--- PROBLEM REQUIREMENTS ---
Locate every line below that contains the word "name" and copy it.

%%

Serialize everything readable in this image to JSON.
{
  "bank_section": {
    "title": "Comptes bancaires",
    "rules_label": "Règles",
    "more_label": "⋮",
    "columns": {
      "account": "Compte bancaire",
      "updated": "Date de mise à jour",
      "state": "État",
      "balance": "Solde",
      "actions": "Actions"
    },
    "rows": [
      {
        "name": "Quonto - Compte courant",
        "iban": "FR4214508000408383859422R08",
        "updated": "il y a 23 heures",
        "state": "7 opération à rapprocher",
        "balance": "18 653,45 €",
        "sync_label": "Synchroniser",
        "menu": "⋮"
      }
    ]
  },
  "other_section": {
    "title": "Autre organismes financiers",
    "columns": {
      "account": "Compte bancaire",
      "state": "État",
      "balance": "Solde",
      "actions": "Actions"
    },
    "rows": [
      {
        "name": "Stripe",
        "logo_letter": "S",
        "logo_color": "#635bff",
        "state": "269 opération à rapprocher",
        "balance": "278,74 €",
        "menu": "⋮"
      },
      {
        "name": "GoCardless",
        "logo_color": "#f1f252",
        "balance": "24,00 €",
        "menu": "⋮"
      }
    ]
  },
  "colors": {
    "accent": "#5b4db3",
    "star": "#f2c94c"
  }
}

%%
%%

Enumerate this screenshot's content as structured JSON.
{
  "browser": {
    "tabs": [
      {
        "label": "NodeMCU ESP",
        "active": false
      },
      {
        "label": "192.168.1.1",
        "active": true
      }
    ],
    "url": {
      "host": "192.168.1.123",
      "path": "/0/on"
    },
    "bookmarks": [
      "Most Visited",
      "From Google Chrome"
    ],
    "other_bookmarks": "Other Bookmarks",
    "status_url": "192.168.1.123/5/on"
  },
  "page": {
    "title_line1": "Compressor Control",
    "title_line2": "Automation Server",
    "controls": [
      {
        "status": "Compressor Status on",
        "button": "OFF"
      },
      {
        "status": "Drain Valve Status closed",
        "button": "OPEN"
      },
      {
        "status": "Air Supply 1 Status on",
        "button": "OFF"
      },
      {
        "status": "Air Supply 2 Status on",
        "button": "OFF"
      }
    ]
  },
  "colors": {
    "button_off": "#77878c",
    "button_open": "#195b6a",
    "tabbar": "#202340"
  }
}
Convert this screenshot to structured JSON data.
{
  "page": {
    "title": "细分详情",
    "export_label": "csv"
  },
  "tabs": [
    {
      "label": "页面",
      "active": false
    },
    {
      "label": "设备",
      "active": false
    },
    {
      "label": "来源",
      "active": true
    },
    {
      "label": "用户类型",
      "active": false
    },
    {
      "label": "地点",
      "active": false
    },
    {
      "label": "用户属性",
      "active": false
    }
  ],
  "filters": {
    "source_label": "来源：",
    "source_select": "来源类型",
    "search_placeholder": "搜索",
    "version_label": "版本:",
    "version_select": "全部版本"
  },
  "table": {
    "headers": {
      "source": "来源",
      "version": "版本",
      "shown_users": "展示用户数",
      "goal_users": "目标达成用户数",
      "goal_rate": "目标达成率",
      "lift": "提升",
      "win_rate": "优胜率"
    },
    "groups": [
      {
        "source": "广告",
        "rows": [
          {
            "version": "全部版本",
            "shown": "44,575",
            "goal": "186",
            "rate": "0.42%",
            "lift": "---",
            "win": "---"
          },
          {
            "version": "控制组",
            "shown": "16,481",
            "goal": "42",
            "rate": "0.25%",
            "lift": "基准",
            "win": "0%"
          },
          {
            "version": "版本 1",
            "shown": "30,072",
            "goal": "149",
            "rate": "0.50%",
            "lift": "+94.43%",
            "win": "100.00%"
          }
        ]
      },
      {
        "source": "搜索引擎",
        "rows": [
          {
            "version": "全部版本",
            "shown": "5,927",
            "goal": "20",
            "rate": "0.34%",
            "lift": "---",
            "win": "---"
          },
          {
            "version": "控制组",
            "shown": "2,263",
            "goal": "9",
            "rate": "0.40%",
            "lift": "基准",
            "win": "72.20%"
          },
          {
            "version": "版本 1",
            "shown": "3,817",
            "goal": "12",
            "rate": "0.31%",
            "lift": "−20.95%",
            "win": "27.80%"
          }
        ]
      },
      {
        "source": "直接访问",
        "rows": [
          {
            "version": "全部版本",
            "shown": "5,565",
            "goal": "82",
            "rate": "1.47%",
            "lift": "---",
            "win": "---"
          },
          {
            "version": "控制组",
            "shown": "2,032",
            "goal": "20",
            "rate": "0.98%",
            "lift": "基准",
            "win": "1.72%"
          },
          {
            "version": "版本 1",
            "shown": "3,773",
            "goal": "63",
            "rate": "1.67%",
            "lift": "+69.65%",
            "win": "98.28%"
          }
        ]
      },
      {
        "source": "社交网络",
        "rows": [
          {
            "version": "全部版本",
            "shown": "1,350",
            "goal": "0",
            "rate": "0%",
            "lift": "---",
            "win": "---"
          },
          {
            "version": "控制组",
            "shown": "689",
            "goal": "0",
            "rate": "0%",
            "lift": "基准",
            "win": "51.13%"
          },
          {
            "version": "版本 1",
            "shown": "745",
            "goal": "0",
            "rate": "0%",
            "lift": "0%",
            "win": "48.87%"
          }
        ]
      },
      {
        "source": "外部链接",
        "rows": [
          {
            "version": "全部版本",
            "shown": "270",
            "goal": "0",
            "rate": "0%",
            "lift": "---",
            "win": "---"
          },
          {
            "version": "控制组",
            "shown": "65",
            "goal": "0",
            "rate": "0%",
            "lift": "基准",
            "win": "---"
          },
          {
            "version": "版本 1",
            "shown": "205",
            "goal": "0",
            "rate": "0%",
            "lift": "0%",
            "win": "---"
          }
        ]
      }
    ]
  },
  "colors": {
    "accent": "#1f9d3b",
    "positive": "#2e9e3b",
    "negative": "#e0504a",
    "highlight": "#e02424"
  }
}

%%

--- CORRECT OUTPUT ---
        "name": "Quonto - Compte courant",
        "name": "Stripe",
        "name": "GoCardless",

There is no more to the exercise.